** RECORDS FOR THIS EXERCISE **
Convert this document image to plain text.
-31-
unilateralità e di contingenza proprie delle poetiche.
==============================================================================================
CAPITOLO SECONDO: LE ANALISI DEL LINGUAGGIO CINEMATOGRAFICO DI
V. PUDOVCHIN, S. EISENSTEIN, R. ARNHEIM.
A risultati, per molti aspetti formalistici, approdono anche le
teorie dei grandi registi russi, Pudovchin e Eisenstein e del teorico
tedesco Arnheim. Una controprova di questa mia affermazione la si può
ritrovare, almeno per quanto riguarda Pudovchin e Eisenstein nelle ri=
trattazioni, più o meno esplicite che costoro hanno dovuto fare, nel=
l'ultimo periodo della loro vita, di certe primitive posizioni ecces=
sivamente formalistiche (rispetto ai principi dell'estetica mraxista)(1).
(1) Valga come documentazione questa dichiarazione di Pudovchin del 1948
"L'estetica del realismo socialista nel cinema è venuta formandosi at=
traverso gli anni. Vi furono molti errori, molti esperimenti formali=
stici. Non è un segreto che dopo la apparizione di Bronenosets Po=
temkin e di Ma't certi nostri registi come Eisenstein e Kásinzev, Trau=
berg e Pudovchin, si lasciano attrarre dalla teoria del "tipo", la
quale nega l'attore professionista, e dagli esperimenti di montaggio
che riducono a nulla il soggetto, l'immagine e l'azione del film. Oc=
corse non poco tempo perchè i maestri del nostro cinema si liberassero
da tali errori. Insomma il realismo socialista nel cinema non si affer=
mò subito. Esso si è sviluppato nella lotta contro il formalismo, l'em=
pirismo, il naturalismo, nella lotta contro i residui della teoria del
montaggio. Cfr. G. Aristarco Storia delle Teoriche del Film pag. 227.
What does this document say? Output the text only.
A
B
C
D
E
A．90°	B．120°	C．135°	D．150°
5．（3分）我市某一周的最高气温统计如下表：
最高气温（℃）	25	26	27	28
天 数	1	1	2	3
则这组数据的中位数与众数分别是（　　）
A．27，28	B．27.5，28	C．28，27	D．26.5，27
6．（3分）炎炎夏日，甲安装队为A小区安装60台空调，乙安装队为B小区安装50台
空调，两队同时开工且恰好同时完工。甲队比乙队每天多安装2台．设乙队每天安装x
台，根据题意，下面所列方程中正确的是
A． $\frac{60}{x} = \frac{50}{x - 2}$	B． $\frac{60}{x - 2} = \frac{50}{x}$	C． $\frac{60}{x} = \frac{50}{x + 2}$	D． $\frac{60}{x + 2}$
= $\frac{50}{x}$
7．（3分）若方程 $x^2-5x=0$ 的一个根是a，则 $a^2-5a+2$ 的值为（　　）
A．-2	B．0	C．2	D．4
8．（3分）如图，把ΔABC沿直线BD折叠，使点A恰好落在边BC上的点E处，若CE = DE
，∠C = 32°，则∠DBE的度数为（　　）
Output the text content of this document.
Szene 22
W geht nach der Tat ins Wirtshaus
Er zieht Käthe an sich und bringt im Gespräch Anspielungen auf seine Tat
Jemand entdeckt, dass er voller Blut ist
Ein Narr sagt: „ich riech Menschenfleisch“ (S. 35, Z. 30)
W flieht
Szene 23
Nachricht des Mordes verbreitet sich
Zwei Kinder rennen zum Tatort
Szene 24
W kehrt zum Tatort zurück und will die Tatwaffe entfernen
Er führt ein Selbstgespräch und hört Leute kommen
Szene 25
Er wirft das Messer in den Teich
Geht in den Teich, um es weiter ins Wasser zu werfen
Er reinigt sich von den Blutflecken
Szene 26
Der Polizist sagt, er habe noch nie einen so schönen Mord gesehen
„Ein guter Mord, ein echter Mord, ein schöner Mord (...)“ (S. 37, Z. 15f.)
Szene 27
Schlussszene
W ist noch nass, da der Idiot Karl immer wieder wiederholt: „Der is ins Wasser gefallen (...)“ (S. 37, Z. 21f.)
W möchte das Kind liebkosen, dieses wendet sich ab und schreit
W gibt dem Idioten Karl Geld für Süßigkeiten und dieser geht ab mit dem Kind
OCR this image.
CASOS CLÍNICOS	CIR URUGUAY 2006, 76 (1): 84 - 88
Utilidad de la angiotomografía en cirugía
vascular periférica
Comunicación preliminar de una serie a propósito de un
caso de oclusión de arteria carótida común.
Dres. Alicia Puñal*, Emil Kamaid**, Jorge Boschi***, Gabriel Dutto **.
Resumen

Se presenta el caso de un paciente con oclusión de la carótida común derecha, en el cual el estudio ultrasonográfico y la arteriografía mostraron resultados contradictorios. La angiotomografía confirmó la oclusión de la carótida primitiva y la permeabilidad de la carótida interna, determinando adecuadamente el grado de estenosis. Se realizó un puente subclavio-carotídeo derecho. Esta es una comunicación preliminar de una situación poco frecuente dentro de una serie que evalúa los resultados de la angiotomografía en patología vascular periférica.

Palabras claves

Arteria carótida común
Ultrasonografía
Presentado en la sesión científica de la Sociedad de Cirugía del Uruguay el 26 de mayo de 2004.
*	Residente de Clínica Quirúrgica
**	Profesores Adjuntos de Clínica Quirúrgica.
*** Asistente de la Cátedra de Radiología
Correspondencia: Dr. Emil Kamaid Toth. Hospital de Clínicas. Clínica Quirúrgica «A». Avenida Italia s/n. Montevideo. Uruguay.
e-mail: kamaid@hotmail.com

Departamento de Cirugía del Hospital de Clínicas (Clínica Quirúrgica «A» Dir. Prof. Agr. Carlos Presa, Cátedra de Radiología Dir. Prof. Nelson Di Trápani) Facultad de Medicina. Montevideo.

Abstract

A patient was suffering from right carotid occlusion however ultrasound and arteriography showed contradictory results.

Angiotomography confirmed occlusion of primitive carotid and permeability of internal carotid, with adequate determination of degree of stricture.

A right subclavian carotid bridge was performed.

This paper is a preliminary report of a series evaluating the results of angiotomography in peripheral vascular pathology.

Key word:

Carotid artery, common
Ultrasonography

** OBJECTIVE **
Give every line of the material again, exactly as it reads.

** RESULT BELOW **
Convert this document image to plain text.
-31-
unilateralità e di contingenza proprie delle poetiche.
==============================================================================================
CAPITOLO SECONDO: LE ANALISI DEL LINGUAGGIO CINEMATOGRAFICO DI
V. PUDOVCHIN, S. EISENSTEIN, R. ARNHEIM.
A risultati, per molti aspetti formalistici, approdono anche le
teorie dei grandi registi russi, Pudovchin e Eisenstein e del teorico
tedesco Arnheim. Una controprova di questa mia affermazione la si può
ritrovare, almeno per quanto riguarda Pudovchin e Eisenstein nelle ri=
trattazioni, più o meno esplicite che costoro hanno dovuto fare, nel=
l'ultimo periodo della loro vita, di certe primitive posizioni ecces=
sivamente formalistiche (rispetto ai principi dell'estetica mraxista)(1).
(1) Valga come documentazione questa dichiarazione di Pudovchin del 1948
"L'estetica del realismo socialista nel cinema è venuta formandosi at=
traverso gli anni. Vi furono molti errori, molti esperimenti formali=
stici. Non è un segreto che dopo la apparizione di Bronenosets Po=
temkin e di Ma't certi nostri registi come Eisenstein e Kásinzev, Trau=
berg e Pudovchin, si lasciano attrarre dalla teoria del "tipo", la
quale nega l'attore professionista, e dagli esperimenti di montaggio
che riducono a nulla il soggetto, l'immagine e l'azione del film. Oc=
corse non poco tempo perchè i maestri del nostro cinema si liberassero
da tali errori. Insomma il realismo socialista nel cinema non si affer=
mò subito. Esso si è sviluppato nella lotta contro il formalismo, l'em=
pirismo, il naturalismo, nella lotta contro i residui della teoria del
montaggio. Cfr. G. Aristarco Storia delle Teoriche del Film pag. 227.
What does this document say? Output the text only.
A
B
C
D
E
A．90°	B．120°	C．135°	D．150°
5．（3分）我市某一周的最高气温统计如下表：
最高气温（℃）	25	26	27	28
天 数	1	1	2	3
则这组数据的中位数与众数分别是（　　）
A．27，28	B．27.5，28	C．28，27	D．26.5，27
6．（3分）炎炎夏日，甲安装队为A小区安装60台空调，乙安装队为B小区安装50台
空调，两队同时开工且恰好同时完工。甲队比乙队每天多安装2台．设乙队每天安装x
台，根据题意，下面所列方程中正确的是
A． $\frac{60}{x} = \frac{50}{x - 2}$	B． $\frac{60}{x - 2} = \frac{50}{x}$	C． $\frac{60}{x} = \frac{50}{x + 2}$	D． $\frac{60}{x + 2}$
= $\frac{50}{x}$
7．（3分）若方程 $x^2-5x=0$ 的一个根是a，则 $a^2-5a+2$ 的值为（　　）
A．-2	B．0	C．2	D．4
8．（3分）如图，把ΔABC沿直线BD折叠，使点A恰好落在边BC上的点E处，若CE = DE
，∠C = 32°，则∠DBE的度数为（　　）
Output the text content of this document.
Szene 22
W geht nach der Tat ins Wirtshaus
Er zieht Käthe an sich und bringt im Gespräch Anspielungen auf seine Tat
Jemand entdeckt, dass er voller Blut ist
Ein Narr sagt: „ich riech Menschenfleisch“ (S. 35, Z. 30)
W flieht
Szene 23
Nachricht des Mordes verbreitet sich
Zwei Kinder rennen zum Tatort
Szene 24
W kehrt zum Tatort zurück und will die Tatwaffe entfernen
Er führt ein Selbstgespräch und hört Leute kommen
Szene 25
Er wirft das Messer in den Teich
Geht in den Teich, um es weiter ins Wasser zu werfen
Er reinigt sich von den Blutflecken
Szene 26
Der Polizist sagt, er habe noch nie einen so schönen Mord gesehen
„Ein guter Mord, ein echter Mord, ein schöner Mord (...)“ (S. 37, Z. 15f.)
Szene 27
Schlussszene
W ist noch nass, da der Idiot Karl immer wieder wiederholt: „Der is ins Wasser gefallen (...)“ (S. 37, Z. 21f.)
W möchte das Kind liebkosen, dieses wendet sich ab und schreit
W gibt dem Idioten Karl Geld für Süßigkeiten und dieser geht ab mit dem Kind
OCR this image.
CASOS CLÍNICOS	CIR URUGUAY 2006, 76 (1): 84 - 88
Utilidad de la angiotomografía en cirugía
vascular periférica
Comunicación preliminar de una serie a propósito de un
caso de oclusión de arteria carótida común.
Dres. Alicia Puñal*, Emil Kamaid**, Jorge Boschi***, Gabriel Dutto **.
Resumen

Se presenta el caso de un paciente con oclusión de la carótida común derecha, en el cual el estudio ultrasonográfico y la arteriografía mostraron resultados contradictorios. La angiotomografía confirmó la oclusión de la carótida primitiva y la permeabilidad de la carótida interna, determinando adecuadamente el grado de estenosis. Se realizó un puente subclavio-carotídeo derecho. Esta es una comunicación preliminar de una situación poco frecuente dentro de una serie que evalúa los resultados de la angiotomografía en patología vascular periférica.

Palabras claves

Arteria carótida común
Ultrasonografía
Presentado en la sesión científica de la Sociedad de Cirugía del Uruguay el 26 de mayo de 2004.
*	Residente de Clínica Quirúrgica
**	Profesores Adjuntos de Clínica Quirúrgica.
*** Asistente de la Cátedra de Radiología
Correspondencia: Dr. Emil Kamaid Toth. Hospital de Clínicas. Clínica Quirúrgica «A». Avenida Italia s/n. Montevideo. Uruguay.
e-mail: kamaid@hotmail.com

Departamento de Cirugía del Hospital de Clínicas (Clínica Quirúrgica «A» Dir. Prof. Agr. Carlos Presa, Cátedra de Radiología Dir. Prof. Nelson Di Trápani) Facultad de Medicina. Montevideo.

Abstract

A patient was suffering from right carotid occlusion however ultrasound and arteriography showed contradictory results.

Angiotomography confirmed occlusion of primitive carotid and permeability of internal carotid, with adequate determination of degree of stricture.

A right subclavian carotid bridge was performed.

This paper is a preliminary report of a series evaluating the results of angiotomography in peripheral vascular pathology.

Key word:

Carotid artery, common
Ultrasonography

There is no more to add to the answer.